## What is being asked
Each entry that follows must be output without any deviation.

## Data
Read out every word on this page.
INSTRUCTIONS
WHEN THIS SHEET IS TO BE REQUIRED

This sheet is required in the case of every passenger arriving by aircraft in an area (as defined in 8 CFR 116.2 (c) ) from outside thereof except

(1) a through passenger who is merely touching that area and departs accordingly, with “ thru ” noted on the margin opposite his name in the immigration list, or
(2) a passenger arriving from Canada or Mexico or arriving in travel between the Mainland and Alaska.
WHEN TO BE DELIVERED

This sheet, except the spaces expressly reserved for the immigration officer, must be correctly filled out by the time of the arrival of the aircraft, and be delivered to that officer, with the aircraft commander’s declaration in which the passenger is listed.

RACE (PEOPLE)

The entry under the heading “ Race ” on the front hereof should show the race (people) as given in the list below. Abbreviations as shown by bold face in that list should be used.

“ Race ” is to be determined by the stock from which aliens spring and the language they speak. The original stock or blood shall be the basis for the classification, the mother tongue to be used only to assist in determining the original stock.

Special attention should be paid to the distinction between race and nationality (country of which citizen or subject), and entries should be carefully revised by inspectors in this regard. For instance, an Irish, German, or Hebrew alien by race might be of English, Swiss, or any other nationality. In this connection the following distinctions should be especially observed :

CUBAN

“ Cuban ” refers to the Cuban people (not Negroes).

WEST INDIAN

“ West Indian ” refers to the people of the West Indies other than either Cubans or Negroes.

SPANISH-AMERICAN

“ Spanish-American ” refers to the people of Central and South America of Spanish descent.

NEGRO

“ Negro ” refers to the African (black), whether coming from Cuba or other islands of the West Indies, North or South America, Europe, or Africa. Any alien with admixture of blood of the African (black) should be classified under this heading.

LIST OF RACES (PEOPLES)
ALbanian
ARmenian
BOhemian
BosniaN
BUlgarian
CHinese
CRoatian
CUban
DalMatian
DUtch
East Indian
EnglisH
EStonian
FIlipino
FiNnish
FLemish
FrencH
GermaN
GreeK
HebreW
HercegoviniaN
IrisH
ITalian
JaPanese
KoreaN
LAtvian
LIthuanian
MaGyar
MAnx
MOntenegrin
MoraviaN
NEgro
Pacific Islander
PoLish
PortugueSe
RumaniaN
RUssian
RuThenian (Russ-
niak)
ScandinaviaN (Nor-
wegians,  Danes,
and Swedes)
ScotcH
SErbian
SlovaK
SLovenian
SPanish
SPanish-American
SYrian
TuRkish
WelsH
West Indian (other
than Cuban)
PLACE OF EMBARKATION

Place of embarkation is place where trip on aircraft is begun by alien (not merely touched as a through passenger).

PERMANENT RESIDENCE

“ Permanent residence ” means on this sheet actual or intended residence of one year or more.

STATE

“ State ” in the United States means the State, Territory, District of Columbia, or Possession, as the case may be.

## Exercise result
Read out every word on this page.
INSTRUCTIONS
WHEN THIS SHEET IS TO BE REQUIRED

This sheet is required in the case of every passenger arriving by aircraft in an area (as defined in 8 CFR 116.2 (c) ) from outside thereof except

(1) a through passenger who is merely touching that area and departs accordingly, with “ thru ” noted on the margin opposite his name in the immigration list, or
(2) a passenger arriving from Canada or Mexico or arriving in travel between the Mainland and Alaska.
WHEN TO BE DELIVERED

This sheet, except the spaces expressly reserved for the immigration officer, must be correctly filled out by the time of the arrival of the aircraft, and be delivered to that officer, with the aircraft commander’s declaration in which the passenger is listed.

RACE (PEOPLE)

The entry under the heading “ Race ” on the front hereof should show the race (people) as given in the list below. Abbreviations as shown by bold face in that list should be used.

“ Race ” is to be determined by the stock from which aliens spring and the language they speak. The original stock or blood shall be the basis for the classification, the mother tongue to be used only to assist in determining the original stock.

Special attention should be paid to the distinction between race and nationality (country of which citizen or subject), and entries should be carefully revised by inspectors in this regard. For instance, an Irish, German, or Hebrew alien by race might be of English, Swiss, or any other nationality. In this connection the following distinctions should be especially observed :

CUBAN

“ Cuban ” refers to the Cuban people (not Negroes).

WEST INDIAN

“ West Indian ” refers to the people of the West Indies other than either Cubans or Negroes.

SPANISH-AMERICAN

“ Spanish-American ” refers to the people of Central and South America of Spanish descent.

NEGRO

“ Negro ” refers to the African (black), whether coming from Cuba or other islands of the West Indies, North or South America, Europe, or Africa. Any alien with admixture of blood of the African (black) should be classified under this heading.

LIST OF RACES (PEOPLES)
ALbanian
ARmenian
BOhemian
BosniaN
BUlgarian
CHinese
CRoatian
CUban
DalMatian
DUtch
East Indian
EnglisH
EStonian
FIlipino
FiNnish
FLemish
FrencH
GermaN
GreeK
HebreW
HercegoviniaN
IrisH
ITalian
JaPanese
KoreaN
LAtvian
LIthuanian
MaGyar
MAnx
MOntenegrin
MoraviaN
NEgro
Pacific Islander
PoLish
PortugueSe
RumaniaN
RUssian
RuThenian (Russ-
niak)
ScandinaviaN (Nor-
wegians,  Danes,
and Swedes)
ScotcH
SErbian
SlovaK
SLovenian
SPanish
SPanish-American
SYrian
TuRkish
WelsH
West Indian (other
than Cuban)
PLACE OF EMBARKATION

Place of embarkation is place where trip on aircraft is begun by alien (not merely touched as a through passenger).

PERMANENT RESIDENCE

“ Permanent residence ” means on this sheet actual or intended residence of one year or more.

STATE

“ State ” in the United States means the State, Territory, District of Columbia, or Possession, as the case may be.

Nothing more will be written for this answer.